[start MATERIAL FOR THIS EXERCISE]

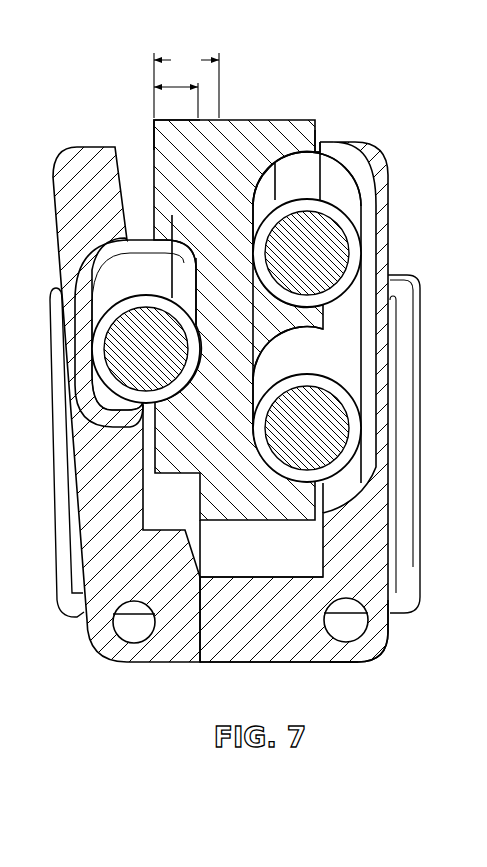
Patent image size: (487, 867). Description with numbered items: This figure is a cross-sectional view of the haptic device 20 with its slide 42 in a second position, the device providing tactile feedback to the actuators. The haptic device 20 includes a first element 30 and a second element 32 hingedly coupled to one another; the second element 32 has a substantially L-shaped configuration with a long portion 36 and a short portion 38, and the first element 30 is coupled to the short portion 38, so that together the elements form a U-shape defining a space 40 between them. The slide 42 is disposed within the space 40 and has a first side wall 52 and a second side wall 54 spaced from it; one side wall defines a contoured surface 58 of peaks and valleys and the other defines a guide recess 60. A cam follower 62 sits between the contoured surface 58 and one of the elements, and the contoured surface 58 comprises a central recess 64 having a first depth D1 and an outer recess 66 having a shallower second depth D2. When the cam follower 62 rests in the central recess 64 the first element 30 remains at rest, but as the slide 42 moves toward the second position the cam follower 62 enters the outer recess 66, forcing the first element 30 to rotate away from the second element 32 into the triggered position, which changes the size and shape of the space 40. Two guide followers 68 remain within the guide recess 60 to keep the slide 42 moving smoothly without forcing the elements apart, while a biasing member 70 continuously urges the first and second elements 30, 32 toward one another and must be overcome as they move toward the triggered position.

The haptic device 20 is at (365, 74).
The first element 30 is at (78, 153).
The second element 32 is at (370, 640).
The long portion 36 is at (376, 172).
The short portion 38 is at (287, 658).
The space 40 is at (262, 568).
The slide 42 is at (258, 126).
The first side wall 52 is at (155, 140).
The second side wall 54 is at (315, 132).
The contoured surface 58 is at (190, 284).
The guide recess 60 is at (286, 168).
The cam follower 62 is at (115, 383).
The central recess 64 is at (207, 305).
The outer recess 66 is at (125, 242).
The guide follower 68 is at (355, 254).
The biasing member 70 is at (408, 572).
The first depth D1 is at (186, 85).
The second depth D2 is at (178, 90).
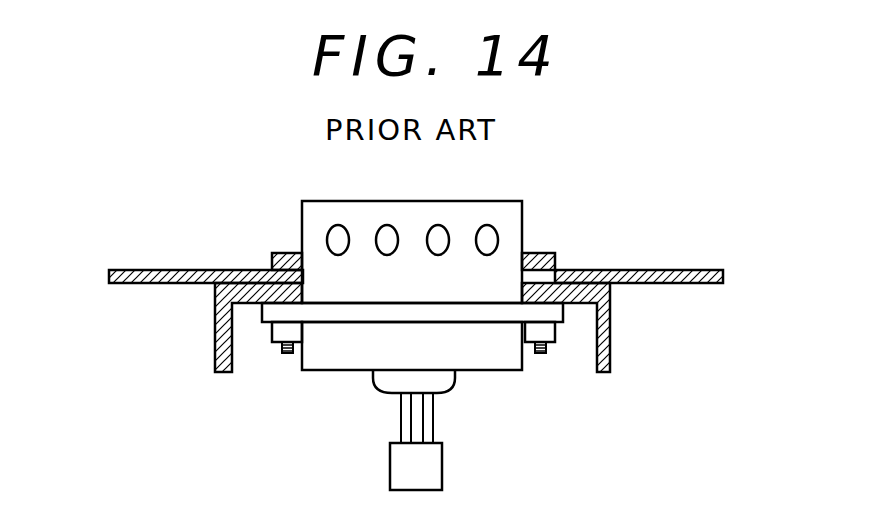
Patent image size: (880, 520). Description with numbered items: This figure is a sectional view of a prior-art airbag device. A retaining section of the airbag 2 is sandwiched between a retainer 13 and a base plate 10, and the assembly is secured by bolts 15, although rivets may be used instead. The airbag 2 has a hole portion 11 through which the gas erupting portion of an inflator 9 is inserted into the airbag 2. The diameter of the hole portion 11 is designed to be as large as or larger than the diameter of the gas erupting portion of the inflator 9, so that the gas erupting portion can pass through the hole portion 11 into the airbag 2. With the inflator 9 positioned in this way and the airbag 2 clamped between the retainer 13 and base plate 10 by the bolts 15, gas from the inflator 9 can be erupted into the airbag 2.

The airbag 2 is at (253, 270).
The inflator 9 is at (516, 226).
The base plate 10 is at (612, 345).
The hole portion 11 is at (294, 242).
The retainer 13 is at (552, 255).
The bolts 15 is at (547, 353).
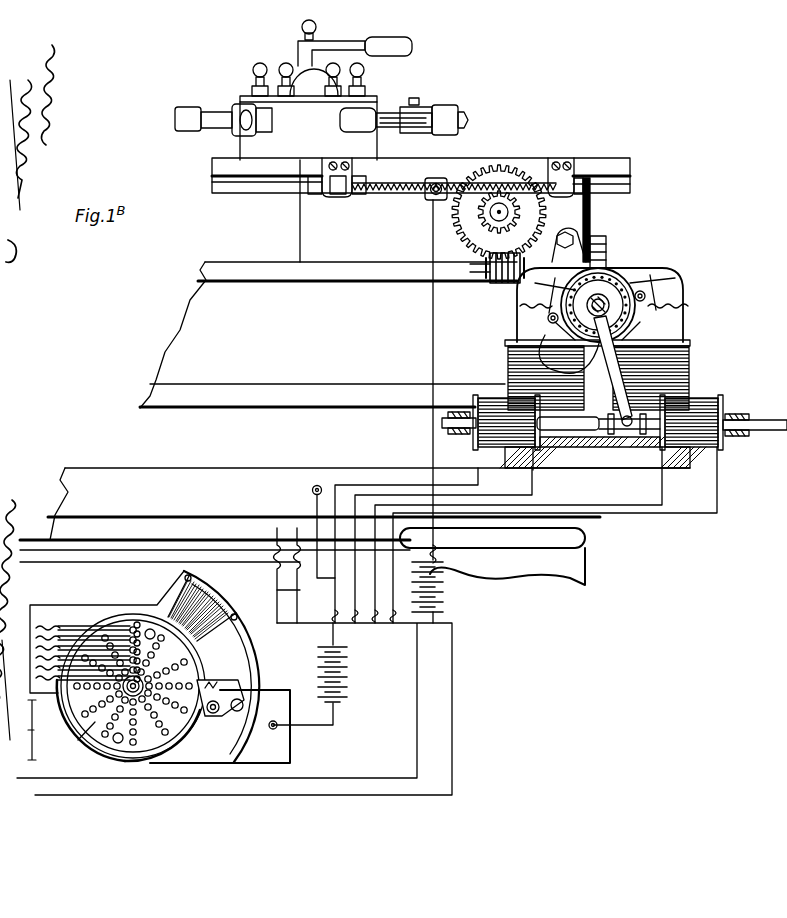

[end MATERIAL FOR THIS EXERCISE]

=== DIRECTION ===
Copy out the rows above, unchanged, from the line containing "Patent image size: (880, 520)." through the line containing "The airbag 2 is at (253, 270).", including both of those lines.

=== THE SOLUTION ===
Patent image size: (880, 520). Description with numbered items: This figure is a sectional view of a prior-art airbag device. A retaining section of the airbag 2 is sandwiched between a retainer 13 and a base plate 10, and the assembly is secured by bolts 15, although rivets may be used instead. The airbag 2 has a hole portion 11 through which the gas erupting portion of an inflator 9 is inserted into the airbag 2. The diameter of the hole portion 11 is designed to be as large as or larger than the diameter of the gas erupting portion of the inflator 9, so that the gas erupting portion can pass through the hole portion 11 into the airbag 2. With the inflator 9 positioned in this way and the airbag 2 clamped between the retainer 13 and base plate 10 by the bolts 15, gas from the inflator 9 can be erupted into the airbag 2.

The airbag 2 is at (253, 270).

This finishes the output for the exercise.